### SUPPLIED DATA ###

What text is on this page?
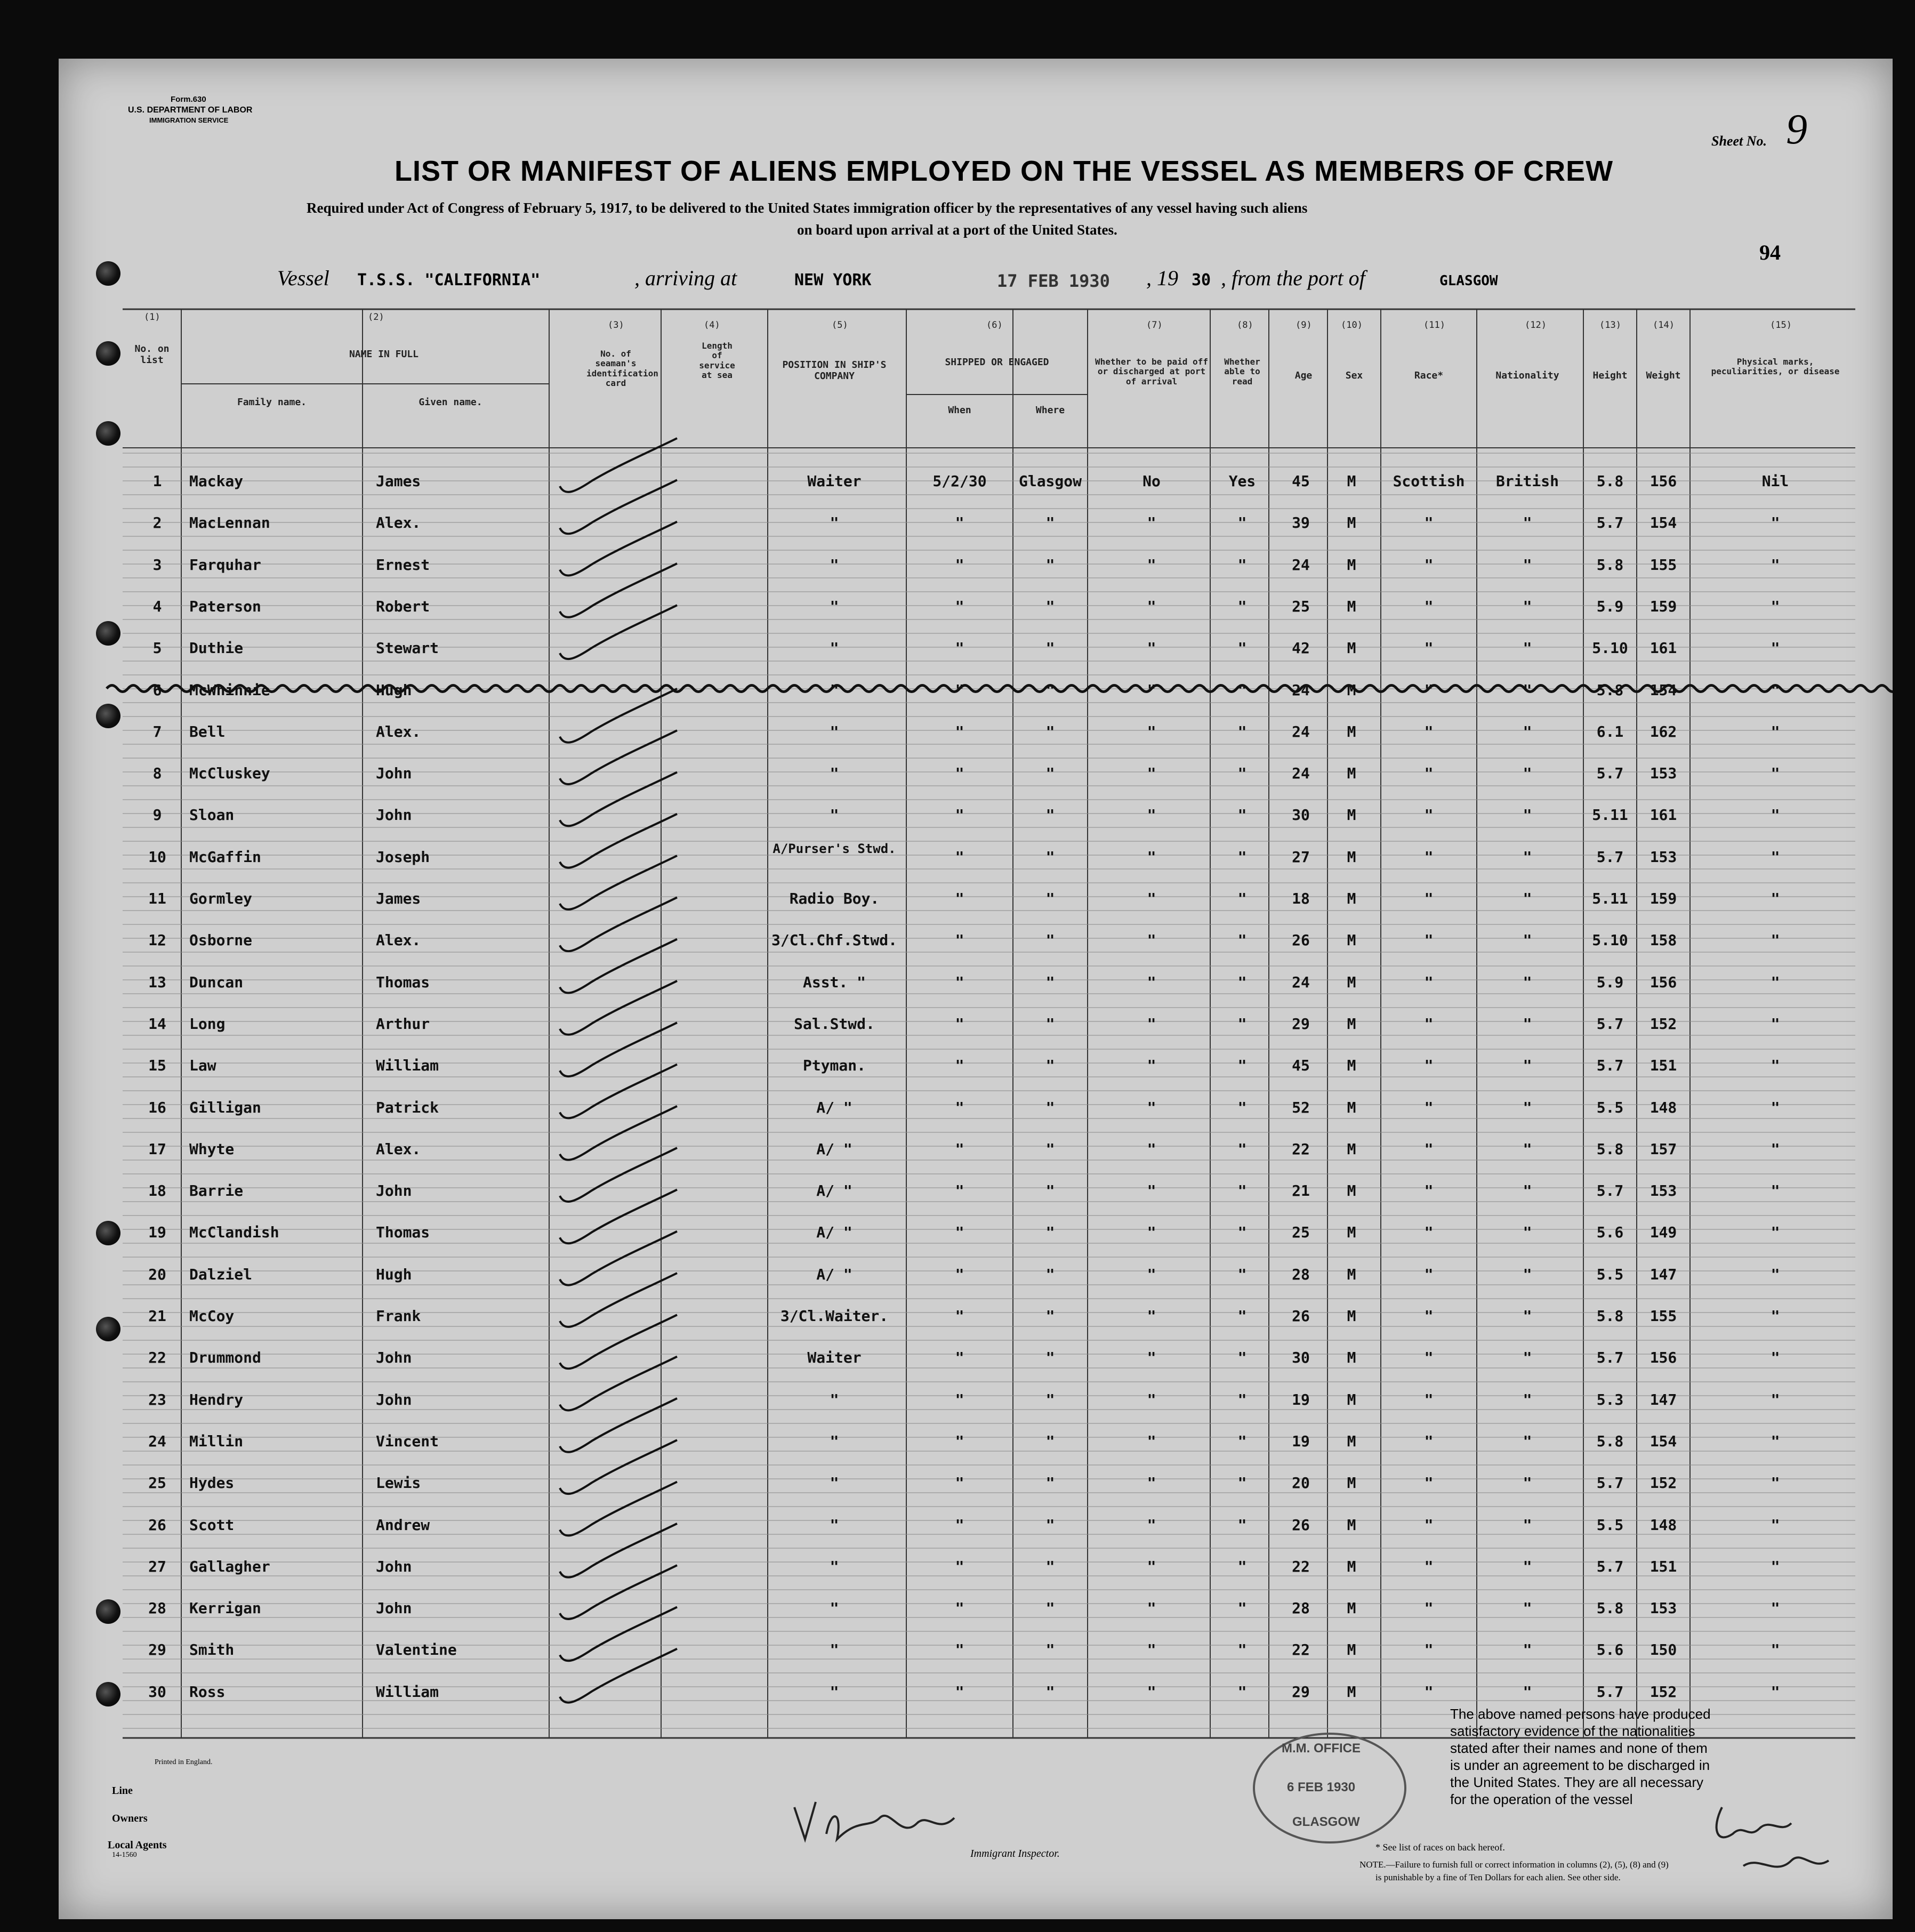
Form.630
U.S. DEPARTMENT OF LABOR
IMMIGRATION SERVICE
Sheet No. 9
94
LIST OR MANIFEST OF ALIENS EMPLOYED ON THE VESSEL AS MEMBERS OF CREW
Required under Act of Congress of February 5, 1917, to be delivered to the United States immigration officer by the representatives of any vessel having such aliens
on board upon arrival at a port of the United States.
Vessel T.S.S. "CALIFORNIA"	, arriving at	NEW YORK	17 FEB 1930 , 19 30 , from the port of	GLASGOW
(1)
No. on list
(2)
NAME IN FULL
Family name.	Given name.
(3)
No. of seaman's identification card
(4)
Length of service at sea
(5)
POSITION IN SHIP'S COMPANY
(6)
SHIPPED OR ENGAGED
When	Where
(7)
Whether to be paid off or discharged at port of arrival
(8)
Whether able to read
(9)
Age
(10)
Sex
(11)
Race*
(12)
Nationality
(13)
Height
(14)
Weight
(15)
Physical marks, peculiarities, or disease
1	Mackay	James	Waiter	5/2/30	Glasgow	No	Yes	45	M	Scottish	British	5.8	156	Nil
2	MacLennan	Alex.	"	"	"	"	"	39	M	"	"	5.7	154	"
3	Farquhar	Ernest	"	"	"	"	"	24	M	"	"	5.8	155	"
4	Paterson	Robert	"	"	"	"	"	25	M	"	"	5.9	159	"
5	Duthie	Stewart	"	"	"	"	"	42	M	"	"	5.10	161	"
6	McWhinnie	Hugh	"	"	"	"	"	24	M	"	"	5.8	154	"
7	Bell	Alex.	"	"	"	"	"	24	M	"	"	6.1	162	"
8	McCluskey	John	"	"	"	"	"	24	M	"	"	5.7	153	"
9	Sloan	John	"	"	"	"	"	30	M	"	"	5.11	161	"
10	McGaffin	Joseph	A/Purser's Stwd.	"	"	"	"	27	M	"	"	5.7	153	"
11	Gormley	James	Radio Boy.	"	"	"	"	18	M	"	"	5.11	159	"
12	Osborne	Alex.	3/Cl.Chf.Stwd.	"	"	"	"	26	M	"	"	5.10	158	"
13	Duncan	Thomas	Asst. "	"	"	"	"	24	M	"	"	5.9	156	"
14	Long	Arthur	Sal.Stwd.	"	"	"	"	29	M	"	"	5.7	152	"
15	Law	William	Ptyman.	"	"	"	"	45	M	"	"	5.7	151	"
16	Gilligan	Patrick	A/ "	"	"	"	"	52	M	"	"	5.5	148	"
17	Whyte	Alex.	A/ "	"	"	"	"	22	M	"	"	5.8	157	"
18	Barrie	John	A/ "	"	"	"	"	21	M	"	"	5.7	153	"
19	McClandish	Thomas	A/ "	"	"	"	"	25	M	"	"	5.6	149	"
20	Dalziel	Hugh	A/ "	"	"	"	"	28	M	"	"	5.5	147	"
21	McCoy	Frank	3/Cl.Waiter.	"	"	"	"	26	M	"	"	5.8	155	"
22	Drummond	John	Waiter	"	"	"	"	30	M	"	"	5.7	156	"
23	Hendry	John	"	"	"	"	"	19	M	"	"	5.3	147	"
24	Millin	Vincent	"	"	"	"	"	19	M	"	"	5.8	154	"
25	Hydes	Lewis	"	"	"	"	"	20	M	"	"	5.7	152	"
26	Scott	Andrew	"	"	"	"	"	26	M	"	"	5.5	148	"
27	Gallagher	John	"	"	"	"	"	22	M	"	"	5.7	151	"
28	Kerrigan	John	"	"	"	"	"	28	M	"	"	5.8	153	"
29	Smith	Valentine	"	"	"	"	"	22	M	"	"	5.6	150	"
30	Ross	William	"	"	"	"	"	29	M	"	"	5.7	152	"
Printed in England.
Line
Owners
Local Agents
14-1560	Immigrant Inspector.
* See list of races on back hereof.
NOTE.—Failure to furnish full or correct information in columns (2), (5), (8) and (9)
is punishable by a fine of Ten Dollars for each alien. See other side.
M.M. OFFICE
6 FEB 1930
GLASGOW
The above named persons have produced
satisfactory evidence of the nationalities
stated after their names and none of them
is under an agreement to be discharged in
the United States. They are all necessary
for the operation of the vessel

###

**WHAT THE TASK ASKS:** Out of the material above, select every line that holds the string "port".

**RESULT OF THIS TASK:**
on board upon arrival at a port of the United States.
Vessel T.S.S. "CALIFORNIA"	, arriving at	NEW YORK	17 FEB 1930 , 19 30 , from the port of	GLASGOW
Whether to be paid off or discharged at port of arrival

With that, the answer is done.